| Problem statement |
Output the data that follows exactly, line for line.

| Listed entries |
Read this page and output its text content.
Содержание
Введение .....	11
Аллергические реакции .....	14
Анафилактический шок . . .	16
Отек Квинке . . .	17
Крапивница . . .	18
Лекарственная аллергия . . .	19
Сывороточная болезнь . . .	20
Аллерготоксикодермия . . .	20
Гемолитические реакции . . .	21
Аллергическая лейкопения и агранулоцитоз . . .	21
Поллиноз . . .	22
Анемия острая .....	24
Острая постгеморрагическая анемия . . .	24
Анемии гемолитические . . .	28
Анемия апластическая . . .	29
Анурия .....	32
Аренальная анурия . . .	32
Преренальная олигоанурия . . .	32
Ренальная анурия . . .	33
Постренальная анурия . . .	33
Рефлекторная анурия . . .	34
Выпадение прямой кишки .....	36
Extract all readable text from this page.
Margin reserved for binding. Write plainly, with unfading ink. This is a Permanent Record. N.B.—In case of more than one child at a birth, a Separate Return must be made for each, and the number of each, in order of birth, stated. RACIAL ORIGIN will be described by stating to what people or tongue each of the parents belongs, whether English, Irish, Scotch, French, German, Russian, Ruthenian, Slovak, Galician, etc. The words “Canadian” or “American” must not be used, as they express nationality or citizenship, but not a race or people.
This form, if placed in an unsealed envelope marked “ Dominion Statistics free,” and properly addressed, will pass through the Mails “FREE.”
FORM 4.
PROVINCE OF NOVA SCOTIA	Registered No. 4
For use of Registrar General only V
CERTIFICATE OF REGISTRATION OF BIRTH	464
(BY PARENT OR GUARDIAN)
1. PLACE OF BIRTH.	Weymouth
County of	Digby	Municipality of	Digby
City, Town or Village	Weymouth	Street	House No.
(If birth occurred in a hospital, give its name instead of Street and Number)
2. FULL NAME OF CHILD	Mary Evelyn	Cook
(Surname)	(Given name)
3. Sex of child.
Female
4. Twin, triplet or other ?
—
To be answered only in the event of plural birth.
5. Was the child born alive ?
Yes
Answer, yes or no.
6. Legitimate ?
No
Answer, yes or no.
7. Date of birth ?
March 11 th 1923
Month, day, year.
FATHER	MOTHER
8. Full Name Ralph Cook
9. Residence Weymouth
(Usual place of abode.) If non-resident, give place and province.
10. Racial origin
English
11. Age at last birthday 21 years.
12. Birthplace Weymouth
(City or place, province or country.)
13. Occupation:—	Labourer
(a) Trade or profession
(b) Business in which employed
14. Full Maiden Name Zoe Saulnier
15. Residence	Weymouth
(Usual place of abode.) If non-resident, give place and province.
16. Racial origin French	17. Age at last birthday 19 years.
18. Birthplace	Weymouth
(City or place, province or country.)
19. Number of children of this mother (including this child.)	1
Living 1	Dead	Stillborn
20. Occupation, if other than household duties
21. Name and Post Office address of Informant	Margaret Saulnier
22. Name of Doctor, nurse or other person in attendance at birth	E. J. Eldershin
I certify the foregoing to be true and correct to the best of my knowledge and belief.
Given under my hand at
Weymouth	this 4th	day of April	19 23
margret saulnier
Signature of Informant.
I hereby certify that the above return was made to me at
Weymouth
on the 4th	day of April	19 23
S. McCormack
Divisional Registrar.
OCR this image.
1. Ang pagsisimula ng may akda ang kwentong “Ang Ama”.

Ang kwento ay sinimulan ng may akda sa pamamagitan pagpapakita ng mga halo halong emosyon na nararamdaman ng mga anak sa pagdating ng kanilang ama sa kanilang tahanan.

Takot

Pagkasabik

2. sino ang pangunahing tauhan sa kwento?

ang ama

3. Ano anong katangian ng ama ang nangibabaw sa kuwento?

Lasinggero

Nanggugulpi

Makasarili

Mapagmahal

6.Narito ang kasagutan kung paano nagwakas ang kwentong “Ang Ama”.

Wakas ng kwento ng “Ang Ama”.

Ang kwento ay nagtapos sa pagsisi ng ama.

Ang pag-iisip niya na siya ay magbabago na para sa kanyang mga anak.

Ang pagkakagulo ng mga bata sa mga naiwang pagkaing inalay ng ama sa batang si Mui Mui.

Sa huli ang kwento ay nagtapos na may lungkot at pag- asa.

| Written response |
Read this page and output its text content.
Содержание
Введение .....	11
Аллергические реакции .....	14
Анафилактический шок . . .	16
Отек Квинке . . .	17
Крапивница . . .	18
Лекарственная аллергия . . .	19
Сывороточная болезнь . . .	20
Аллерготоксикодермия . . .	20
Гемолитические реакции . . .	21
Аллергическая лейкопения и агранулоцитоз . . .	21
Поллиноз . . .	22
Анемия острая .....	24
Острая постгеморрагическая анемия . . .	24
Анемии гемолитические . . .	28
Анемия апластическая . . .	29
Анурия .....	32
Аренальная анурия . . .	32
Преренальная олигоанурия . . .	32
Ренальная анурия . . .	33
Постренальная анурия . . .	33
Рефлекторная анурия . . .	34
Выпадение прямой кишки .....	36
Extract all readable text from this page.
Margin reserved for binding. Write plainly, with unfading ink. This is a Permanent Record. N.B.—In case of more than one child at a birth, a Separate Return must be made for each, and the number of each, in order of birth, stated. RACIAL ORIGIN will be described by stating to what people or tongue each of the parents belongs, whether English, Irish, Scotch, French, German, Russian, Ruthenian, Slovak, Galician, etc. The words “Canadian” or “American” must not be used, as they express nationality or citizenship, but not a race or people.
This form, if placed in an unsealed envelope marked “ Dominion Statistics free,” and properly addressed, will pass through the Mails “FREE.”
FORM 4.
PROVINCE OF NOVA SCOTIA	Registered No. 4
For use of Registrar General only V
CERTIFICATE OF REGISTRATION OF BIRTH	464
(BY PARENT OR GUARDIAN)
1. PLACE OF BIRTH.	Weymouth
County of	Digby	Municipality of	Digby
City, Town or Village	Weymouth	Street	House No.
(If birth occurred in a hospital, give its name instead of Street and Number)
2. FULL NAME OF CHILD	Mary Evelyn	Cook
(Surname)	(Given name)
3. Sex of child.
Female
4. Twin, triplet or other ?
—
To be answered only in the event of plural birth.
5. Was the child born alive ?
Yes
Answer, yes or no.
6. Legitimate ?
No
Answer, yes or no.
7. Date of birth ?
March 11 th 1923
Month, day, year.
FATHER	MOTHER
8. Full Name Ralph Cook
9. Residence Weymouth
(Usual place of abode.) If non-resident, give place and province.
10. Racial origin
English
11. Age at last birthday 21 years.
12. Birthplace Weymouth
(City or place, province or country.)
13. Occupation:—	Labourer
(a) Trade or profession
(b) Business in which employed
14. Full Maiden Name Zoe Saulnier
15. Residence	Weymouth
(Usual place of abode.) If non-resident, give place and province.
16. Racial origin French	17. Age at last birthday 19 years.
18. Birthplace	Weymouth
(City or place, province or country.)
19. Number of children of this mother (including this child.)	1
Living 1	Dead	Stillborn
20. Occupation, if other than household duties
21. Name and Post Office address of Informant	Margaret Saulnier
22. Name of Doctor, nurse or other person in attendance at birth	E. J. Eldershin
I certify the foregoing to be true and correct to the best of my knowledge and belief.
Given under my hand at
Weymouth	this 4th	day of April	19 23
margret saulnier
Signature of Informant.
I hereby certify that the above return was made to me at
Weymouth
on the 4th	day of April	19 23
S. McCormack
Divisional Registrar.
OCR this image.
1. Ang pagsisimula ng may akda ang kwentong “Ang Ama”.

Ang kwento ay sinimulan ng may akda sa pamamagitan pagpapakita ng mga halo halong emosyon na nararamdaman ng mga anak sa pagdating ng kanilang ama sa kanilang tahanan.

Takot

Pagkasabik

2. sino ang pangunahing tauhan sa kwento?

ang ama

3. Ano anong katangian ng ama ang nangibabaw sa kuwento?

Lasinggero

Nanggugulpi

Makasarili

Mapagmahal

6.Narito ang kasagutan kung paano nagwakas ang kwentong “Ang Ama”.

Wakas ng kwento ng “Ang Ama”.

Ang kwento ay nagtapos sa pagsisi ng ama.

Ang pag-iisip niya na siya ay magbabago na para sa kanyang mga anak.

Ang pagkakagulo ng mga bata sa mga naiwang pagkaing inalay ng ama sa batang si Mui Mui.

Sa huli ang kwento ay nagtapos na may lungkot at pag- asa.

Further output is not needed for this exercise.